Filter the entries below, keeping every line that has the word "label".

(Collected data)

-------------------------

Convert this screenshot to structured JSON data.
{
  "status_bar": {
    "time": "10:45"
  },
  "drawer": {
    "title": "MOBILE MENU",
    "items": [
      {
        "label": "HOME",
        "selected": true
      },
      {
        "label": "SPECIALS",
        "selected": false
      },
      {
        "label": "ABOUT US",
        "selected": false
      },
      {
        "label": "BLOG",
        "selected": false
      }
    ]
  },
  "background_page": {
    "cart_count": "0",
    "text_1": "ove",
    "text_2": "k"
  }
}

-------------------------

EXERCISE ANSWER
        "label": "HOME",
        "label": "SPECIALS",
        "label": "ABOUT US",
        "label": "BLOG",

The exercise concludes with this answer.